Supplied information:
# # # #
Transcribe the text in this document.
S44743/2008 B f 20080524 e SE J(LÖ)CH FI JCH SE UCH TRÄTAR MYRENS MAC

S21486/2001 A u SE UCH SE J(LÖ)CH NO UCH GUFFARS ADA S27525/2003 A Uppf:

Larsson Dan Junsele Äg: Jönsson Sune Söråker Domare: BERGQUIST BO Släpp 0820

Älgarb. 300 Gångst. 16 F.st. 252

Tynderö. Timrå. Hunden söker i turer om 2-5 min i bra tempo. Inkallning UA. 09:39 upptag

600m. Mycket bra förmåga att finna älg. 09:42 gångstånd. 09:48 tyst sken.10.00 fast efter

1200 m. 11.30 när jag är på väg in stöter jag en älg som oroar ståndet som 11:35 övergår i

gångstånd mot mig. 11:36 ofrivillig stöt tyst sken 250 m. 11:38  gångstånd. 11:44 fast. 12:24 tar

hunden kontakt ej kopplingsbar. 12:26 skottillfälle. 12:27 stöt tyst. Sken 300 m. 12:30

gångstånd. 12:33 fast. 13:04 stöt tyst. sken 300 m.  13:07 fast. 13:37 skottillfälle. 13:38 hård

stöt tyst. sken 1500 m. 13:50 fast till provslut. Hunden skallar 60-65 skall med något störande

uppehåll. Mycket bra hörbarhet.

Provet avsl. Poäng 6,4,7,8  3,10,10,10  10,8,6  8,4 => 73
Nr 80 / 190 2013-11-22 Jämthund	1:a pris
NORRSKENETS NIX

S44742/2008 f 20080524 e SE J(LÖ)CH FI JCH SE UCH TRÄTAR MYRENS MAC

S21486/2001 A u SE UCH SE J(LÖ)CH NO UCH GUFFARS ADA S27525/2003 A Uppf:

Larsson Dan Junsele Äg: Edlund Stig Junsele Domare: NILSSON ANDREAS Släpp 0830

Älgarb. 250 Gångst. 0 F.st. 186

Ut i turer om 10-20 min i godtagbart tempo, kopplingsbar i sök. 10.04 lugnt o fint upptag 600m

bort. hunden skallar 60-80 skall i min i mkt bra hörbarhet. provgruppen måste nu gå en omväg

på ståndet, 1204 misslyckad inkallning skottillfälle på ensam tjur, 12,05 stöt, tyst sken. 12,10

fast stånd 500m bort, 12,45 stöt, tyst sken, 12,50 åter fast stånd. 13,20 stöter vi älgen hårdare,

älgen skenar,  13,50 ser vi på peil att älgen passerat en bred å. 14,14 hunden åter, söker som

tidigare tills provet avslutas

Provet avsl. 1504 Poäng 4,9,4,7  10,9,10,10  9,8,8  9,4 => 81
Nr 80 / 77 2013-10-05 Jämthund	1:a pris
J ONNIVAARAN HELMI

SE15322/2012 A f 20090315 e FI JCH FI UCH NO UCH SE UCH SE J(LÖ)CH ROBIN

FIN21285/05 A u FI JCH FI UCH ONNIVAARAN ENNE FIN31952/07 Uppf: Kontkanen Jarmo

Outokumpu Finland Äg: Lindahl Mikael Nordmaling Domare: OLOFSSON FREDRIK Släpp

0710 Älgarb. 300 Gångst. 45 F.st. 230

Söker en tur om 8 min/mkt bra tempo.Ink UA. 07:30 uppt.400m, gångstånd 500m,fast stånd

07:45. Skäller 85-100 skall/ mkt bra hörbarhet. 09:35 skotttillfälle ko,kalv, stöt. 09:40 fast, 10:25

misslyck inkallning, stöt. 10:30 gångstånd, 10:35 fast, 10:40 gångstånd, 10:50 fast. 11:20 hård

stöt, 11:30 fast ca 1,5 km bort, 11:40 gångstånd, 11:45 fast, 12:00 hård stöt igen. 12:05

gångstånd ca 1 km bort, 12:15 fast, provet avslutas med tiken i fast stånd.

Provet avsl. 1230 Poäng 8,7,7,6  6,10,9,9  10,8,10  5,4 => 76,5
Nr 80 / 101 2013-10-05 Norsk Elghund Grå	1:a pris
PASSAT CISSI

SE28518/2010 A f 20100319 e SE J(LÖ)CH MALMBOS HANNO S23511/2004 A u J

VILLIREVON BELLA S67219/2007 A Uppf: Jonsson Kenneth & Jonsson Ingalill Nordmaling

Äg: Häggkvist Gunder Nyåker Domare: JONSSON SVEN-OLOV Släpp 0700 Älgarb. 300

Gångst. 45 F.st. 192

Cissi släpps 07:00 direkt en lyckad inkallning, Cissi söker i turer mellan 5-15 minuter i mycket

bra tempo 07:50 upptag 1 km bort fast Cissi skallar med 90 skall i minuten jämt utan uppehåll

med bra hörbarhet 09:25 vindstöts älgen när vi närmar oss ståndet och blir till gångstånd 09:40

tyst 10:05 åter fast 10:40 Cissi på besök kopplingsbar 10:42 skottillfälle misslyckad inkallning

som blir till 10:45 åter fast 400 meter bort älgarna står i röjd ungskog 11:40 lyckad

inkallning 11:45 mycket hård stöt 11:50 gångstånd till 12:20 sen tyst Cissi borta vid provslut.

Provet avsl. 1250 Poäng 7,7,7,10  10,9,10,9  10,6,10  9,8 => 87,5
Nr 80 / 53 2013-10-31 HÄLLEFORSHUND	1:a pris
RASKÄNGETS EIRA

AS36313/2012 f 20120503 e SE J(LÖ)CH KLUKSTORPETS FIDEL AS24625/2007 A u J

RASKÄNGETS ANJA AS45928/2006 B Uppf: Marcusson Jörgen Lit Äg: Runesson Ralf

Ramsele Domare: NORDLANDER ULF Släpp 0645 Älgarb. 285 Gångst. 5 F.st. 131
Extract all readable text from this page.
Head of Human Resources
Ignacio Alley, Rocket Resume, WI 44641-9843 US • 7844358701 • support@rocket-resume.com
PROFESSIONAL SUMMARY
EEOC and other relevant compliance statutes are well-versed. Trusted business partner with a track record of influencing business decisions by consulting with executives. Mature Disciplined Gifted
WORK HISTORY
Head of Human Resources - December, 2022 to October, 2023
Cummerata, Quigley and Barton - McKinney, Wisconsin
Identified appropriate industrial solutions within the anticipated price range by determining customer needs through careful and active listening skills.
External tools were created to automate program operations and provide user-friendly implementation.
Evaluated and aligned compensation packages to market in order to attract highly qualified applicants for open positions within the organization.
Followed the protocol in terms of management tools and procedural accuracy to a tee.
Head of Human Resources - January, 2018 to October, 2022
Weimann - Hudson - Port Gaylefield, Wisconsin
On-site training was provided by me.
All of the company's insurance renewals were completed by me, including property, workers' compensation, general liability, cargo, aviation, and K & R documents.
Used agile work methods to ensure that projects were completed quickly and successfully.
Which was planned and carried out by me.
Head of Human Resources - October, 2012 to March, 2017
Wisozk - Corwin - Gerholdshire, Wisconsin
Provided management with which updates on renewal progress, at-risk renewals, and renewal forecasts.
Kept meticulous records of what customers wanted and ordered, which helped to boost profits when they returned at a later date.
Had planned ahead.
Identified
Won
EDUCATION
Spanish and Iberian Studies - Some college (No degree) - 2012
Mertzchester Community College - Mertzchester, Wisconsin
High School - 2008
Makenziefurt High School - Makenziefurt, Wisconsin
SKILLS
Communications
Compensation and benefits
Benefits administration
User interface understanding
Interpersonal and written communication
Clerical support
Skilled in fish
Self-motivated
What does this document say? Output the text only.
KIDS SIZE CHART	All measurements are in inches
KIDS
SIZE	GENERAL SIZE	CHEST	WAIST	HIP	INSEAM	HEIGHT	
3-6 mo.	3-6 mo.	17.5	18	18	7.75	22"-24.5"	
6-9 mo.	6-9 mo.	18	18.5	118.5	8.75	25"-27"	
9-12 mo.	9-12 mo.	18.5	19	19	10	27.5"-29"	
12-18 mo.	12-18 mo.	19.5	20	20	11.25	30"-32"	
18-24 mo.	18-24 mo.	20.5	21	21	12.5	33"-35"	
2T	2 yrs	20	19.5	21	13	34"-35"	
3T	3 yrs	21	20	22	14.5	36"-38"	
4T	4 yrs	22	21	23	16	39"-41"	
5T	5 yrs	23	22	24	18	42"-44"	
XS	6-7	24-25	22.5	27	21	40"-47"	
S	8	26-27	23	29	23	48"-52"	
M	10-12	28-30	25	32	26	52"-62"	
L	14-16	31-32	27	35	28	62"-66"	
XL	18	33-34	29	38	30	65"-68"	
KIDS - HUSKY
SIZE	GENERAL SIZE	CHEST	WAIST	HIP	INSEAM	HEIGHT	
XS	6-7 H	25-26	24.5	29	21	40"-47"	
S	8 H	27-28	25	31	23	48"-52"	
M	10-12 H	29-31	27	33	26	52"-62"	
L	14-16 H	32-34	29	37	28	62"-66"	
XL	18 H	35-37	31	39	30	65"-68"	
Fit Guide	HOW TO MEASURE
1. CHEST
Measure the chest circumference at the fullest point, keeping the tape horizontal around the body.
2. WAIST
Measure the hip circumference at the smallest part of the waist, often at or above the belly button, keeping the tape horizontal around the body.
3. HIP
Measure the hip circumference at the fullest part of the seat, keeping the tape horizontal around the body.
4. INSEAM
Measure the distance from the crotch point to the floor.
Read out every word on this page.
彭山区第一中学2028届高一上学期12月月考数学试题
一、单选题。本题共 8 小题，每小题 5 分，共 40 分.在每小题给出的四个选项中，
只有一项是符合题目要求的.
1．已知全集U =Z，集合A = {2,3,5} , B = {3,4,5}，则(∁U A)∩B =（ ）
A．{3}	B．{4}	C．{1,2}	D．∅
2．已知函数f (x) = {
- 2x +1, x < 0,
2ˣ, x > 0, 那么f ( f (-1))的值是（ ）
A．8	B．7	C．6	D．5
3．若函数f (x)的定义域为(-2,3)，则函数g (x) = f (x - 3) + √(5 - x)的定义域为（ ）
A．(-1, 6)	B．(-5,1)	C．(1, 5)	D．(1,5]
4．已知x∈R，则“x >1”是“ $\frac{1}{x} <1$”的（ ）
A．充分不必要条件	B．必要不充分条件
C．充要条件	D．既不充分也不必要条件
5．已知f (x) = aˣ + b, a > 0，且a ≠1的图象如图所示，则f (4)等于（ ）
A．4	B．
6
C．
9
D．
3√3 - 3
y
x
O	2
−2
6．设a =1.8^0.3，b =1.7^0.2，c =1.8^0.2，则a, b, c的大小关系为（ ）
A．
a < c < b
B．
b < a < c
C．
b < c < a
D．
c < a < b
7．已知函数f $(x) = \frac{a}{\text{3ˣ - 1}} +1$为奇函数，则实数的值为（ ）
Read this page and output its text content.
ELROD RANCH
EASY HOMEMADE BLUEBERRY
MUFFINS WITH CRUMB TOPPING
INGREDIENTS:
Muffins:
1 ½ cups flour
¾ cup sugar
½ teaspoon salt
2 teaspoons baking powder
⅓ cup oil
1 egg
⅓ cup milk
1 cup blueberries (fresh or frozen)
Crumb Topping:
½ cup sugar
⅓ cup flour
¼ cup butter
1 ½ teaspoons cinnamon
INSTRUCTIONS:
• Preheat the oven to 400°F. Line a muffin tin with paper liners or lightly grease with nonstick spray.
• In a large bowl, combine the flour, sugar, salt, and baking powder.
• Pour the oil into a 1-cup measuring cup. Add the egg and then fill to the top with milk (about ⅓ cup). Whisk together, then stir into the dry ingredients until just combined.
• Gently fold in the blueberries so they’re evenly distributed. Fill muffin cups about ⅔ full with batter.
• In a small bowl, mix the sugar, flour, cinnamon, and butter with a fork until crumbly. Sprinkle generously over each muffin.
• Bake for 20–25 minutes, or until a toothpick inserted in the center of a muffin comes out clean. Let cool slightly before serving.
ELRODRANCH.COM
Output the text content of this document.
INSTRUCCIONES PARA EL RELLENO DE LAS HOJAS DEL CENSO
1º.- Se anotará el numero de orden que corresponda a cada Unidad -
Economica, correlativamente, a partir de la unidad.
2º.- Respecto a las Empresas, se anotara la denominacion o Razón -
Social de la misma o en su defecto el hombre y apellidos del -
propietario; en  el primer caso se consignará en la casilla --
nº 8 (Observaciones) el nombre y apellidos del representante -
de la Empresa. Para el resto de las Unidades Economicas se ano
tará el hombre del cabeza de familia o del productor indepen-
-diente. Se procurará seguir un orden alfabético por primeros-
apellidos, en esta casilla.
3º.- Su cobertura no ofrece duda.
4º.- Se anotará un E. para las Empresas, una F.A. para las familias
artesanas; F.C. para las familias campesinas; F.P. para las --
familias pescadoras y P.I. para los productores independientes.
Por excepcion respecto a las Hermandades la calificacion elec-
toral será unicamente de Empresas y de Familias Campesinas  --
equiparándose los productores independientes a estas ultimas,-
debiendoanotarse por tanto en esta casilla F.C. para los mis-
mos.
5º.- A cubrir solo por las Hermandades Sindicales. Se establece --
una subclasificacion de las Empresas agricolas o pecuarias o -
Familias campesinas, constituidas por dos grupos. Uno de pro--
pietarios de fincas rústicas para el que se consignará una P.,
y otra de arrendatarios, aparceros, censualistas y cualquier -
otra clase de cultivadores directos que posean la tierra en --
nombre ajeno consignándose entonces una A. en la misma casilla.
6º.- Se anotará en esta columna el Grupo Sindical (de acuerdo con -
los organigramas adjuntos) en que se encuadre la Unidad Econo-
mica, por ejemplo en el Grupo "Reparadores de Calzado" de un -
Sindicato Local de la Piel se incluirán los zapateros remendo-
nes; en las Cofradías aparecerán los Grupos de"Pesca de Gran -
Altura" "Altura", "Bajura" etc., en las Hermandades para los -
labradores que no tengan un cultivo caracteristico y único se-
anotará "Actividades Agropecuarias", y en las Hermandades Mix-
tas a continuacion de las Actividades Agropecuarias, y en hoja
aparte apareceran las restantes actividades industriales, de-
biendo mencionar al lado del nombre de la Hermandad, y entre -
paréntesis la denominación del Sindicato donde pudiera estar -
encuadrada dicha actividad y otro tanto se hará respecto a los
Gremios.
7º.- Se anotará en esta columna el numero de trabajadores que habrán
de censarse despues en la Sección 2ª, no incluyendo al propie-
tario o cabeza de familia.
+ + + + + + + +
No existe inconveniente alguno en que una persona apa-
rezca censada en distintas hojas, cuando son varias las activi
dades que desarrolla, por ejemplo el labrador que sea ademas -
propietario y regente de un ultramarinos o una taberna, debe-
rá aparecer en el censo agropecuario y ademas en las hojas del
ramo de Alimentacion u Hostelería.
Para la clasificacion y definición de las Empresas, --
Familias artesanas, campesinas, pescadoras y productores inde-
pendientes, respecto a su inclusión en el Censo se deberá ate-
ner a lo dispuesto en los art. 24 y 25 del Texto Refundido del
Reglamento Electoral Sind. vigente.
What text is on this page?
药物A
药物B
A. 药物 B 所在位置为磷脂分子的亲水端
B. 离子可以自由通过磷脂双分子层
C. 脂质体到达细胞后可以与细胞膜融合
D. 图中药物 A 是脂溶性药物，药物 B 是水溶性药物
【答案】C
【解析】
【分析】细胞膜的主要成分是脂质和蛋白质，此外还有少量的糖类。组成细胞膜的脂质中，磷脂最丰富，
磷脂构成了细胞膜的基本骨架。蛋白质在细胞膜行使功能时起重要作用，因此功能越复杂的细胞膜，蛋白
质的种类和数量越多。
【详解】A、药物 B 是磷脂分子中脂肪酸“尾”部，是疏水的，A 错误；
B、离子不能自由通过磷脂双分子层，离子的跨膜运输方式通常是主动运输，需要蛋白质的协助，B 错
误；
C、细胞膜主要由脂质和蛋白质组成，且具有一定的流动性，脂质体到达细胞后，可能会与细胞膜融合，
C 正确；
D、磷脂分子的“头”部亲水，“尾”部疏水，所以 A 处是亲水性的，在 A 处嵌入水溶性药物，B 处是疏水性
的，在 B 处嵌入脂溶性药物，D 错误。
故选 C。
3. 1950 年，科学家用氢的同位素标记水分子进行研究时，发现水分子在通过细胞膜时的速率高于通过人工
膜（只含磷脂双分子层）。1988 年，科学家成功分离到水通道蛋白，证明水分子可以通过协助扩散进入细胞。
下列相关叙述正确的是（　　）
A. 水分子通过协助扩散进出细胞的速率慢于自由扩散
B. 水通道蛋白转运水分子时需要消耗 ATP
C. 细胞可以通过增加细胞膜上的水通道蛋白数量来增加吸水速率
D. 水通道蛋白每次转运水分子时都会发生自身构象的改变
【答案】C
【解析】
# # # #
Instructions for the task:
How many lines of these entries contain "circumference"? Answer with the number and nothing else.

Correct answer:
3